■ **THE REQUEST**: Return every record verbatim.

-- Start of INPUT RECORDS --

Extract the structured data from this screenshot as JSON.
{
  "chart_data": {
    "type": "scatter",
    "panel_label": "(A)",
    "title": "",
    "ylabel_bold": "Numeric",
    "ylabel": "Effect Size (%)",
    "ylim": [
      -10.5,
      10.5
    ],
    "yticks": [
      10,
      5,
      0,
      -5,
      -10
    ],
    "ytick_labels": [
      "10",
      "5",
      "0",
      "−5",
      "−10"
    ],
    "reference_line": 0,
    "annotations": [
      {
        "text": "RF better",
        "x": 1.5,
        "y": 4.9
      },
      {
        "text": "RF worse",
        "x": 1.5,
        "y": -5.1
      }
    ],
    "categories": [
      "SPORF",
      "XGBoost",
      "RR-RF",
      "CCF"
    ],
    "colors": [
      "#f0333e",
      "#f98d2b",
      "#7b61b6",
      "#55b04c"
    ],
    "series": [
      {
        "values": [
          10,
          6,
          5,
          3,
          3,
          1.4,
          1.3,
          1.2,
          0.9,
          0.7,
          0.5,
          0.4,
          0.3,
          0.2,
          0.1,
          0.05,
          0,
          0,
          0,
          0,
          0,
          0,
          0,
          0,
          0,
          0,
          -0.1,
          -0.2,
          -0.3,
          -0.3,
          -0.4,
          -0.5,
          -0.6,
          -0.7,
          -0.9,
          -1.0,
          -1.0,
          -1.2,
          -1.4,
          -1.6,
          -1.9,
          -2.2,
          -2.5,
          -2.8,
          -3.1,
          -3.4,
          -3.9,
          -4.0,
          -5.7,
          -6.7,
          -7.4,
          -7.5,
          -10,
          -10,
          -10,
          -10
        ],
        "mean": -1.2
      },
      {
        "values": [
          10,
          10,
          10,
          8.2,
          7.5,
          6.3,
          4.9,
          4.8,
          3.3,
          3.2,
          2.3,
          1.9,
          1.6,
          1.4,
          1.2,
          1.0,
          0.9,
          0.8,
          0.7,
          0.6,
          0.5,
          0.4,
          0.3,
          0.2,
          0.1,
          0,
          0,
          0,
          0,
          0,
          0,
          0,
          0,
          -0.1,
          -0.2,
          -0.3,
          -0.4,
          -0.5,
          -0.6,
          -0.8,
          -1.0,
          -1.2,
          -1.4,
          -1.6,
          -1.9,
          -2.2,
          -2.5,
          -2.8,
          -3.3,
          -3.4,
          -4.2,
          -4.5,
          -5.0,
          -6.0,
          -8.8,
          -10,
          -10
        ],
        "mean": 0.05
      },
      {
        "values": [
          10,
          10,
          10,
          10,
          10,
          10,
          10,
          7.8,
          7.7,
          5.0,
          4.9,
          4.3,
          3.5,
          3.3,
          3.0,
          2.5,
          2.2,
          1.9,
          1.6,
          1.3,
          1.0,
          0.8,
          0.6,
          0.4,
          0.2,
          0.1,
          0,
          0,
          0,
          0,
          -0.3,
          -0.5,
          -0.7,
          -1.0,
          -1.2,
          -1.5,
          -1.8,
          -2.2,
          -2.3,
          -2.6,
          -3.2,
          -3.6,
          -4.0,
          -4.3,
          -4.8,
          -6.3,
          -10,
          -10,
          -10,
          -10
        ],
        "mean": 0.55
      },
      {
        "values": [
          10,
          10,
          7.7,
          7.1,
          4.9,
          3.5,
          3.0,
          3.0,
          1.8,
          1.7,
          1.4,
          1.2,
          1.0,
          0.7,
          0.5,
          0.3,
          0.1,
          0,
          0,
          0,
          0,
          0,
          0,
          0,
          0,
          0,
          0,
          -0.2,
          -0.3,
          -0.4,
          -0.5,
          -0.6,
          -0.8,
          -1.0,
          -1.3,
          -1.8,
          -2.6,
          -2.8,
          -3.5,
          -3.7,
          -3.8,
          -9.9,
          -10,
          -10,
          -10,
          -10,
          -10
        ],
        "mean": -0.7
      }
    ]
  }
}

-- End of INPUT RECORDS --

■ **OUTPUT**:
Extract the structured data from this screenshot as JSON.
{
  "chart_data": {
    "type": "scatter",
    "panel_label": "(A)",
    "title": "",
    "ylabel_bold": "Numeric",
    "ylabel": "Effect Size (%)",
    "ylim": [
      -10.5,
      10.5
    ],
    "yticks": [
      10,
      5,
      0,
      -5,
      -10
    ],
    "ytick_labels": [
      "10",
      "5",
      "0",
      "−5",
      "−10"
    ],
    "reference_line": 0,
    "annotations": [
      {
        "text": "RF better",
        "x": 1.5,
        "y": 4.9
      },
      {
        "text": "RF worse",
        "x": 1.5,
        "y": -5.1
      }
    ],
    "categories": [
      "SPORF",
      "XGBoost",
      "RR-RF",
      "CCF"
    ],
    "colors": [
      "#f0333e",
      "#f98d2b",
      "#7b61b6",
      "#55b04c"
    ],
    "series": [
      {
        "values": [
          10,
          6,
          5,
          3,
          3,
          1.4,
          1.3,
          1.2,
          0.9,
          0.7,
          0.5,
          0.4,
          0.3,
          0.2,
          0.1,
          0.05,
          0,
          0,
          0,
          0,
          0,
          0,
          0,
          0,
          0,
          0,
          -0.1,
          -0.2,
          -0.3,
          -0.3,
          -0.4,
          -0.5,
          -0.6,
          -0.7,
          -0.9,
          -1.0,
          -1.0,
          -1.2,
          -1.4,
          -1.6,
          -1.9,
          -2.2,
          -2.5,
          -2.8,
          -3.1,
          -3.4,
          -3.9,
          -4.0,
          -5.7,
          -6.7,
          -7.4,
          -7.5,
          -10,
          -10,
          -10,
          -10
        ],
        "mean": -1.2
      },
      {
        "values": [
          10,
          10,
          10,
          8.2,
          7.5,
          6.3,
          4.9,
          4.8,
          3.3,
          3.2,
          2.3,
          1.9,
          1.6,
          1.4,
          1.2,
          1.0,
          0.9,
          0.8,
          0.7,
          0.6,
          0.5,
          0.4,
          0.3,
          0.2,
          0.1,
          0,
          0,
          0,
          0,
          0,
          0,
          0,
          0,
          -0.1,
          -0.2,
          -0.3,
          -0.4,
          -0.5,
          -0.6,
          -0.8,
          -1.0,
          -1.2,
          -1.4,
          -1.6,
          -1.9,
          -2.2,
          -2.5,
          -2.8,
          -3.3,
          -3.4,
          -4.2,
          -4.5,
          -5.0,
          -6.0,
          -8.8,
          -10,
          -10
        ],
        "mean": 0.05
      },
      {
        "values": [
          10,
          10,
          10,
          10,
          10,
          10,
          10,
          7.8,
          7.7,
          5.0,
          4.9,
          4.3,
          3.5,
          3.3,
          3.0,
          2.5,
          2.2,
          1.9,
          1.6,
          1.3,
          1.0,
          0.8,
          0.6,
          0.4,
          0.2,
          0.1,
          0,
          0,
          0,
          0,
          -0.3,
          -0.5,
          -0.7,
          -1.0,
          -1.2,
          -1.5,
          -1.8,
          -2.2,
          -2.3,
          -2.6,
          -3.2,
          -3.6,
          -4.0,
          -4.3,
          -4.8,
          -6.3,
          -10,
          -10,
          -10,
          -10
        ],
        "mean": 0.55
      },
      {
        "values": [
          10,
          10,
          7.7,
          7.1,
          4.9,
          3.5,
          3.0,
          3.0,
          1.8,
          1.7,
          1.4,
          1.2,
          1.0,
          0.7,
          0.5,
          0.3,
          0.1,
          0,
          0,
          0,
          0,
          0,
          0,
          0,
          0,
          0,
          0,
          -0.2,
          -0.3,
          -0.4,
          -0.5,
          -0.6,
          -0.8,
          -1.0,
          -1.3,
          -1.8,
          -2.6,
          -2.8,
          -3.5,
          -3.7,
          -3.8,
          -9.9,
          -10,
          -10,
          -10,
          -10,
          -10
        ],
        "mean": -0.7
      }
    ]
  }
}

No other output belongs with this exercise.